Texte extrait
++++++++

Entscheiddatum: 04.07.2013Publikationsdatum: 23.07.2013
BundesverwaltungsgerichtTribunal administratif fédéralTribunale amministrativo federaleTribunal administrativ federal Cour IVD-3766/2013
Arrêt du 4 juillet 2013 Composition Gérard Scherrer, juge unique, avec l'approbation de Claudia Cotting-Schalch, juge ;Michel Jaccottet, greffier. Parties A._______, né le (...),Algérie, recourant, contre Office fédéral des migrations (ODM), Quellenweg 6, 3003 Berne, autorité inférieure . Objet Asile (non-entrée en matière) et renvoi ; décision de l'ODM du 19 juin 2013 / N (...).

++++++++

Données sources
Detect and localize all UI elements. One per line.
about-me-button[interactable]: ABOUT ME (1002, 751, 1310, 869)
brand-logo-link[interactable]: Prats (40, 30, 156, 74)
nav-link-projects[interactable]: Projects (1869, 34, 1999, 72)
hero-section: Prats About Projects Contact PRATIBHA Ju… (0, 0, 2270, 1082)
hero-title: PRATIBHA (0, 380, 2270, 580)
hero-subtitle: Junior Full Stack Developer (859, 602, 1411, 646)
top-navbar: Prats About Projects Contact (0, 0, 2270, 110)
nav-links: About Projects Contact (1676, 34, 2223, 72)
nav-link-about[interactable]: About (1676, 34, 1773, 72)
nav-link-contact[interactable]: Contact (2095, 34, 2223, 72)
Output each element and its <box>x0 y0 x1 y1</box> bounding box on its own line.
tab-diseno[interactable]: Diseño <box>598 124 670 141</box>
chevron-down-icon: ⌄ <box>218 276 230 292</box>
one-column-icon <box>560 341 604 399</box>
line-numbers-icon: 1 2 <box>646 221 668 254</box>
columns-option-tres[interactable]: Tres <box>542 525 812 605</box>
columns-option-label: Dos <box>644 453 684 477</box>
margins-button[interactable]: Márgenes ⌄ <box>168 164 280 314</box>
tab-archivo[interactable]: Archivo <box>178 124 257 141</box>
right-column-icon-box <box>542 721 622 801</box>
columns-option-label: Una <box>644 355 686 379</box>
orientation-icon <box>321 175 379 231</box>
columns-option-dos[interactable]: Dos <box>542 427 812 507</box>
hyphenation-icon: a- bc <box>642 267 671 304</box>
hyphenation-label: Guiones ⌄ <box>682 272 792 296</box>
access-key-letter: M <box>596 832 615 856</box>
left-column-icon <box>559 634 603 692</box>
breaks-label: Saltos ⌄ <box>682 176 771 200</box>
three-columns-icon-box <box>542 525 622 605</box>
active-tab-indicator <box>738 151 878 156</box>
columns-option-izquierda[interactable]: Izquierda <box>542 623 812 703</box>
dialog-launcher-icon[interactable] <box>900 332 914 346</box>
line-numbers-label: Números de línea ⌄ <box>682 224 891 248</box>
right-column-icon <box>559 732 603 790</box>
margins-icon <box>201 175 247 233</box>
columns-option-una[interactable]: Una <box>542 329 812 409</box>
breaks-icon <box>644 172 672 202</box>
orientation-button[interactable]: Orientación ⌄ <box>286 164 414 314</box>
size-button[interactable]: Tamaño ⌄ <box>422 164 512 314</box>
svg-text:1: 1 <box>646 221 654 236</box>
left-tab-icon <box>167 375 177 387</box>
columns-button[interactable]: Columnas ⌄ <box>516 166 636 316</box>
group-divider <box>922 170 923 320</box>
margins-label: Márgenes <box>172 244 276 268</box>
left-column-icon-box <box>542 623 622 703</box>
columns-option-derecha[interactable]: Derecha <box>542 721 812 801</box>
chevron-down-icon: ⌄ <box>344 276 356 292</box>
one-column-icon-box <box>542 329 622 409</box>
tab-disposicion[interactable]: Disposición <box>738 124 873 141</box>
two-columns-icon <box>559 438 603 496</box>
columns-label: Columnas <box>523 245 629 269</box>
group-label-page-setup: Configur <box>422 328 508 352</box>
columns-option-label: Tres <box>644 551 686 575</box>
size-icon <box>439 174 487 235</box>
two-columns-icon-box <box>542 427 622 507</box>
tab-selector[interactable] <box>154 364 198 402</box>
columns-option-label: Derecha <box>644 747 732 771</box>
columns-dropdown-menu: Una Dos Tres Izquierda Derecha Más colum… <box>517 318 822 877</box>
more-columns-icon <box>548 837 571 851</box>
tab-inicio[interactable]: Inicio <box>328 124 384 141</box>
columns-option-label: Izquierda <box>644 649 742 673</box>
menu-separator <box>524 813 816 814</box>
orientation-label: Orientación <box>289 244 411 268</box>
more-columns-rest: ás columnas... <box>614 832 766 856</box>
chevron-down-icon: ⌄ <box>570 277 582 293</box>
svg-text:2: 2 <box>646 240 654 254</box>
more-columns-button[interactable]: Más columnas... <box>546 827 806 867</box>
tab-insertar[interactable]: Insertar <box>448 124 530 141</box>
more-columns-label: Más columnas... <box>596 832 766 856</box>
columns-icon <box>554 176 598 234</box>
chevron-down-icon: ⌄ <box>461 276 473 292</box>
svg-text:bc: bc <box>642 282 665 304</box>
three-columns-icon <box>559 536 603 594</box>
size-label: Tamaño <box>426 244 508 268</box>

++++++++

Consigne
Dans le texte extrait, quelle entité est désignée comme autorité inférieure ? Appuyez-vous uniquement sur le texte extrait.

Résultat de l'exercice
L'Office fédéral des migrations (ODM).